### EXERCISE A
Answer these questions about the ballet review passage, one line each:
(i) Whom does Louise Ebersdorf allow into her steel redoubt?
(ii) Which performance did the reviewer attend with Cheryl, and at what venue?
(iii) What does the review call rare for a dancer?
### EXERCISE B
Pick up the ballet review after its final sentence and carry it forward in the same voice.

### DOCUMENT PASSAGE
:::

94.  Surrealisms:  N.Y.C. Ballerinas, Corbet’s Brutalist, Schulz’s Street, Bonomini’s Novices and Pynchon’s Lot 49, reviewed by Sandy

         Wildfires devastate California, ice and snow blanket our Southlands, and New York City and New Jersey are visited by what the F.A.A. euphemistically claims to be “drones” -- no wonder our local leader, Louise Ebersdorf, keeps to her safe room until what she terms “the crazies” abate.  Our childless cat-lady permits only Pippa and Master Raro to enter her steel redoubt, while Cheryl, Belle, Madame Sesostris, and I submit sympathetic bulletins.  Louise’s prize collection of felines downstairs could not be more bereft than we.  In the meantime, I took myself and Cheryl to a performance of Balanchine’s The Nutcracker at Lincoln Center, an entertainment which allows E.T.A. Hoffmann’s vision of Christmas Past to mirror our Xmas Present.

         While ballerinas are required to dance a full range of material, it is rare, indeed, for a dancer to be equally at home in the allegro and adagio roles.  While an allegro ballerina can offer a version of legato dancing, there will often be a clipped phrasing or a less than generous expanse of movement in adagio pas.  At the same time, one often notes the not quite etched rhythms and softened accents of a legato ballerina in allegro enchaînements.

:::

### DATASET EXCERPTS

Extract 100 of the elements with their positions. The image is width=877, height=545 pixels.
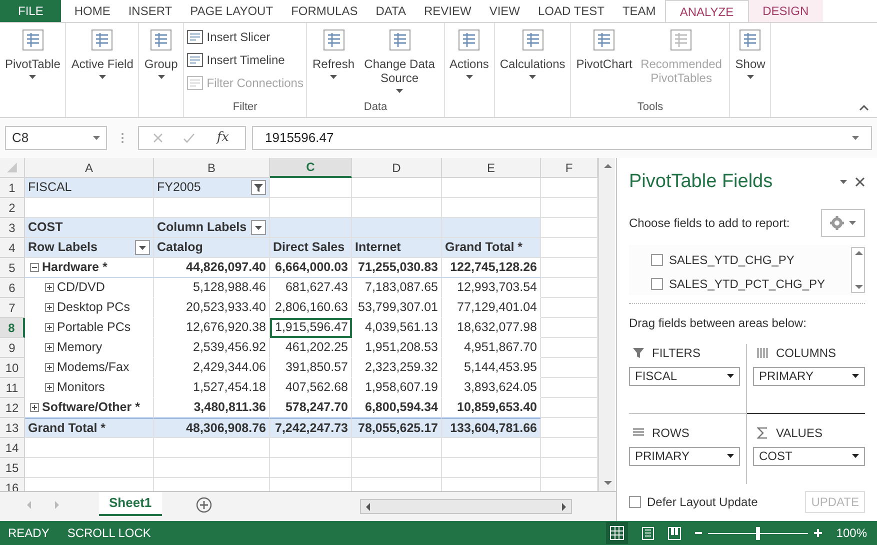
- formula-input[interactable]: 1915596.47: [252, 126, 872, 150]
- expand-icon[interactable]: [45, 363, 54, 372]
- expand-icon[interactable]: [45, 383, 54, 392]
- vertical-scrollbar[interactable]: [598, 158, 615, 491]
- field-dropdown[interactable]: PRIMARY: [629, 446, 740, 466]
- menu-tab[interactable]: FILE: [0, 0, 62, 22]
- row-header[interactable]: 3: [0, 218, 25, 238]
- ribbon-button[interactable]: Calculations: [498, 27, 568, 79]
- ribbon-button[interactable]: PivotChart: [574, 27, 634, 71]
- name-box[interactable]: C8: [5, 126, 107, 150]
- grid-view-icon[interactable]: [606, 522, 628, 544]
- row-header[interactable]: 11: [0, 378, 25, 398]
- table-icon: [458, 29, 480, 51]
- defer-label[interactable]: Defer Layout Update: [647, 493, 758, 511]
- row-header[interactable]: 9: [0, 338, 25, 358]
- menu-tab[interactable]: HOME: [65, 0, 120, 22]
- table-icon: [593, 29, 616, 51]
- row-header[interactable]: 15: [0, 458, 25, 478]
- menu-tab[interactable]: TEAM: [613, 0, 665, 22]
- expand-icon[interactable]: [30, 403, 39, 412]
- row-header[interactable]: 7: [0, 298, 25, 318]
- row-header[interactable]: 6: [0, 278, 25, 298]
- column-header[interactable]: E: [442, 158, 541, 178]
- menu-tab[interactable]: LOAD TEST: [529, 0, 614, 22]
- ribbon-button[interactable]: Insert Timeline: [186, 51, 304, 69]
- column-header[interactable]: C: [270, 158, 352, 178]
- collapse-icon[interactable]: [859, 104, 869, 111]
- field-dropdown[interactable]: FISCAL: [629, 366, 740, 386]
- menu-tab[interactable]: REVIEW: [414, 0, 480, 22]
- menu-tab[interactable]: VIEW: [480, 0, 529, 22]
- row-header[interactable]: 4: [0, 238, 25, 258]
- collapse-icon[interactable]: [30, 263, 39, 272]
- ribbon-button[interactable]: Actions: [448, 27, 491, 79]
- caret-icon: [849, 220, 856, 224]
- menu-tab[interactable]: INSERT: [119, 0, 182, 22]
- row-header[interactable]: 5: [0, 258, 25, 278]
- column-header[interactable]: B: [154, 158, 270, 178]
- page-break-icon[interactable]: [668, 526, 682, 540]
- field-dropdown[interactable]: PRIMARY: [753, 366, 865, 386]
- page-layout-icon[interactable]: [642, 526, 654, 540]
- row-header[interactable]: 12: [0, 398, 25, 418]
- defer-checkbox[interactable]: [629, 496, 641, 508]
- filter-icon[interactable]: [251, 180, 266, 195]
- caret-icon[interactable]: [840, 180, 847, 184]
- menu-tab[interactable]: FORMULAS: [282, 0, 367, 22]
- close-icon[interactable]: [855, 177, 865, 188]
- field-dropdown[interactable]: COST: [753, 446, 865, 466]
- zoom-level[interactable]: 100%: [836, 524, 867, 542]
- field-checkbox[interactable]: [651, 278, 663, 290]
- table-cell: 2,323,259.32: [352, 358, 442, 378]
- expand-icon[interactable]: [45, 283, 54, 292]
- zoom-in-icon[interactable]: [814, 529, 822, 537]
- settings-button[interactable]: [821, 208, 865, 236]
- row-label: Memory: [57, 339, 102, 356]
- ribbon-button[interactable]: Show: [733, 27, 768, 79]
- area-label: FILTERS: [652, 344, 700, 362]
- field-label[interactable]: SALES_YTD_CHG_PY: [669, 250, 794, 268]
- table-cell: Grand Total *: [442, 238, 541, 258]
- column-header[interactable]: F: [541, 158, 598, 178]
- table-icon: [186, 76, 203, 90]
- ribbon-button[interactable]: Active Field: [69, 27, 136, 79]
- ribbon-button[interactable]: Change Data Source: [358, 27, 441, 93]
- expand-icon[interactable]: [45, 343, 54, 352]
- table-cell: Column Labels: [154, 218, 270, 238]
- zoom-out-icon[interactable]: [695, 530, 702, 536]
- dropdown-icon[interactable]: [251, 220, 266, 235]
- scroll-right-icon: [560, 502, 568, 512]
- field-label[interactable]: SALES_YTD_PCT_CHG_PY: [669, 274, 826, 292]
- ribbon-button[interactable]: Refresh: [310, 27, 357, 79]
- insert-function-button[interactable]: fx: [214, 128, 231, 148]
- menu-tab[interactable]: DESIGN: [748, 0, 823, 22]
- ribbon-button[interactable]: Group: [142, 27, 180, 79]
- zoom-slider-thumb[interactable]: [756, 526, 760, 540]
- table-cell: FISCAL: [25, 178, 154, 198]
- table-cell: 12,993,703.54: [442, 278, 541, 298]
- menu-tab[interactable]: ANALYZE: [664, 0, 749, 22]
- row-header[interactable]: 13: [0, 418, 25, 438]
- ribbon-button[interactable]: Insert Slicer: [186, 28, 304, 46]
- sheet-tab[interactable]: Sheet1: [99, 492, 162, 516]
- menu-tab[interactable]: PAGE LAYOUT: [181, 0, 282, 22]
- expand-icon[interactable]: [45, 323, 54, 332]
- column-header[interactable]: A: [25, 158, 154, 178]
- row-header[interactable]: 2: [0, 198, 25, 218]
- column-header[interactable]: D: [352, 158, 442, 178]
- table-cell: 4,039,561.13: [352, 318, 442, 338]
- dropdown-icon[interactable]: [135, 240, 150, 255]
- row-header[interactable]: 14: [0, 438, 25, 458]
- expand-icon[interactable]: [45, 303, 54, 312]
- row-header[interactable]: 10: [0, 358, 25, 378]
- row-header[interactable]: 8: [0, 318, 25, 338]
- ribbon-button[interactable]: PivotTable: [3, 27, 62, 79]
- row-header[interactable]: 1: [0, 178, 25, 198]
- drag-hint: Drag fields between areas below:: [629, 314, 808, 332]
- table-cell: Direct Sales: [270, 238, 352, 258]
- add-sheet-icon[interactable]: [196, 497, 212, 513]
- field-list-scrollbar[interactable]: [851, 246, 865, 292]
- field-checkbox[interactable]: [651, 254, 663, 266]
- menu-tab[interactable]: DATA: [366, 0, 415, 22]
- area-label: ROWS: [652, 424, 690, 442]
- horizontal-scrollbar[interactable]: [360, 499, 572, 514]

:::

### RESULT A
(i) Pippa and Master Raro.
(ii) Balanchine's The Nutcracker, at Lincoln Center.
(iii) Being equally at home in the allegro and adagio roles.

### RESULT B
         Tiler Peck has been the premier allegro ballerina at NYCB — the breeding ground of allegro virtuosity — for most of her career.  However, in the role of Sugar Plum this season she accomplished something very rare among ballerinas generally and unique in her career thus far; she conquered a realm not naturally her own, rounding the edges of her phrasing and delivering a soft, pliant and magisterial essay of the role.  A calm permeated her dancing, and by foregrounding not a rhythmic continuity (which was certainly still present), but a continuity of plastique, her dancing gained a sense of scale well beyond her modest frame.  Peck's placidity made me recognize for the first time that Sugar Plum is the breath of normalcy at the center of the zanily surreal realm she rules.  Roman Mejia, her partner, was a remarkable collaborator in this feat, becoming for all intents and purposes invisible when the focus is on the ballerina and complementing the design with ease and clarity when required.  Perhaps the fact that they’re a couple offstage aided them in this sympathetic collaboration.  Oh, to have my own Roman, or Greek for that matter, but I digress.

          Peck has long fascinated me as a dancer, and with an evolving legato technique now emerging, I returned to the Koch Theater two weeks after her Sugar Plum to see if this might inform her performance of Allegro Brillante, a role she has already shown to great and well-earned acclaim. Because her command of the allegro passages of this virtuoso ballet is now so assured, she is able to complete a supported pirouette quickly enough to then unfurl her leg with a luxuriant quality and a radiant calm.  New, too, is her more broadly theatrical use of port de bras and épaulement.  Peck has always had a very fine theatrical sensibility, but she allowed it freer reign in this performance which lent the role a rare dramatic dimension.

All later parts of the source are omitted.